::: EXERCISE DATA :::
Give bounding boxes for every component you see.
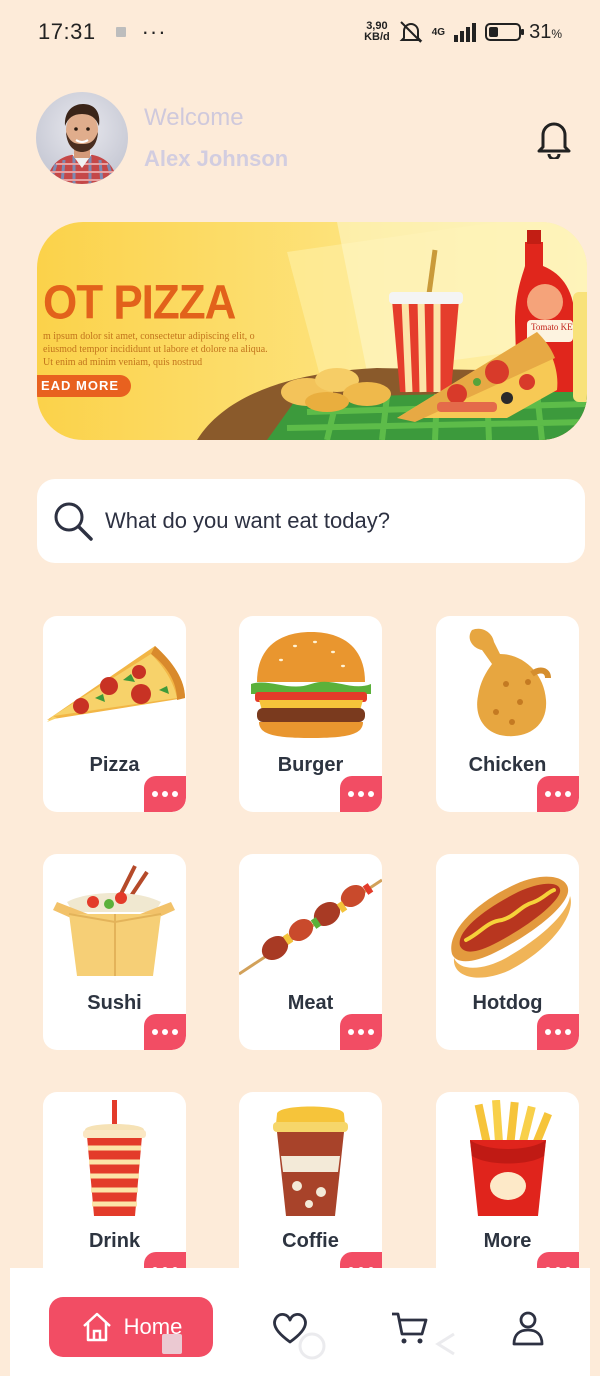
network-speed-unit: KB/d — [364, 31, 390, 43]
category-card-drink[interactable]: Drink — [43, 1092, 186, 1288]
more-options-button[interactable] — [144, 776, 186, 812]
search-icon — [54, 502, 93, 541]
category-label: Pizza — [89, 754, 140, 776]
burger-icon — [251, 632, 371, 738]
welcome-block: Welcome Alex Johnson — [144, 104, 288, 172]
category-label: More — [483, 1230, 532, 1252]
system-back-icon[interactable] — [432, 1330, 460, 1358]
skewer-icon — [239, 878, 382, 976]
signal-icon — [454, 23, 477, 42]
search-bar[interactable] — [37, 479, 585, 563]
promo-banner[interactable]: Tomato KETCHUP OT PIZZA m ipsum dolor si… — [37, 222, 587, 440]
status-bar: 17:31 ··· 3,90 KB/d 4G 31% — [0, 0, 600, 64]
battery-percent: 31% — [529, 21, 562, 44]
category-card-coffie[interactable]: Coffie — [239, 1092, 382, 1288]
more-options-button[interactable] — [340, 1014, 382, 1050]
status-right: 3,90 KB/d 4G 31% — [364, 19, 562, 45]
system-home-icon[interactable] — [296, 1330, 328, 1362]
welcome-text: Welcome — [144, 104, 244, 131]
category-label: Coffie — [282, 1230, 339, 1252]
more-options-button[interactable] — [340, 776, 382, 812]
header: Welcome Alex Johnson — [36, 90, 586, 186]
notification-square-icon — [115, 27, 126, 37]
category-card-pizza[interactable]: Pizza — [43, 616, 186, 812]
hotdog-icon — [451, 876, 571, 978]
more-options-button[interactable] — [537, 1014, 579, 1050]
category-card-hotdog[interactable]: Hotdog — [436, 854, 579, 1050]
category-card-chicken[interactable]: Chicken — [436, 616, 579, 812]
notifications-button[interactable] — [534, 116, 574, 160]
drink-cup-icon — [83, 1100, 146, 1216]
home-icon — [82, 1312, 111, 1342]
category-card-sushi[interactable]: Sushi — [43, 854, 186, 1050]
chicken-leg-icon — [469, 628, 551, 737]
category-label: Chicken — [468, 754, 547, 776]
more-options-button[interactable] — [537, 776, 579, 812]
battery-percent-value: 31 — [529, 20, 552, 43]
pizza-slice-icon — [47, 646, 185, 722]
network-type: 4G — [431, 26, 446, 38]
avatar[interactable] — [36, 92, 128, 184]
cart-icon[interactable] — [390, 1308, 430, 1348]
status-time: 17:31 — [38, 19, 96, 44]
nav-home-button[interactable]: Home — [49, 1297, 213, 1357]
coffee-cup-icon — [273, 1106, 348, 1216]
network-speed: 3,90 KB/d — [364, 21, 390, 43]
category-label: Meat — [287, 992, 334, 1014]
battery-fill — [489, 27, 498, 37]
user-icon[interactable] — [508, 1308, 548, 1348]
banner-title: OT PIZZA — [43, 275, 236, 330]
battery-icon — [485, 23, 525, 41]
category-card-meat[interactable]: Meat — [239, 854, 382, 1050]
category-card-more[interactable]: More — [436, 1092, 579, 1288]
user-name: Alex Johnson — [144, 146, 289, 171]
more-notifications-icon: ··· — [141, 19, 167, 44]
search-input[interactable] — [105, 508, 545, 534]
bell-icon — [537, 122, 571, 159]
category-label: Hotdog — [472, 992, 543, 1014]
read-more-button[interactable]: EAD MORE — [37, 375, 132, 397]
category-label: Burger — [277, 754, 344, 776]
system-recent-apps-icon[interactable] — [158, 1330, 186, 1358]
banner-description: m ipsum dolor sit amet, consectetur adip… — [43, 331, 268, 368]
more-options-button[interactable] — [144, 1014, 186, 1050]
category-label: Sushi — [87, 992, 142, 1014]
category-label: Drink — [88, 1230, 141, 1252]
noodle-box-icon — [53, 865, 175, 976]
battery-percent-unit: % — [551, 26, 562, 41]
fries-icon — [470, 1100, 552, 1216]
category-card-burger[interactable]: Burger — [239, 616, 382, 812]
bell-muted-icon — [399, 21, 423, 43]
avatar-image — [46, 104, 118, 184]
:::
*DESCRIPTION OF THE TASK*
Starting with the line with "network-speed-unit: KB/d — [364, 31, 390, 43]" and going on through the line with "search-bar[interactable] — [37, 479, 585, 563]", replace "more-options-button" with "overflow-menu-button" and give those lines again with everything else unchanged.

*ANSWER TO THIS TASK*
network-speed-unit: KB/d — [364, 31, 390, 43]
category-card-drink[interactable]: Drink — [43, 1092, 186, 1288]
overflow-menu-button[interactable] — [144, 776, 186, 812]
search-icon — [54, 502, 93, 541]
category-label: Pizza — [89, 754, 140, 776]
burger-icon — [251, 632, 371, 738]
welcome-block: Welcome Alex Johnson — [144, 104, 288, 172]
category-label: More — [483, 1230, 532, 1252]
system-back-icon[interactable] — [432, 1330, 460, 1358]
skewer-icon — [239, 878, 382, 976]
signal-icon — [454, 23, 477, 42]
search-bar[interactable] — [37, 479, 585, 563]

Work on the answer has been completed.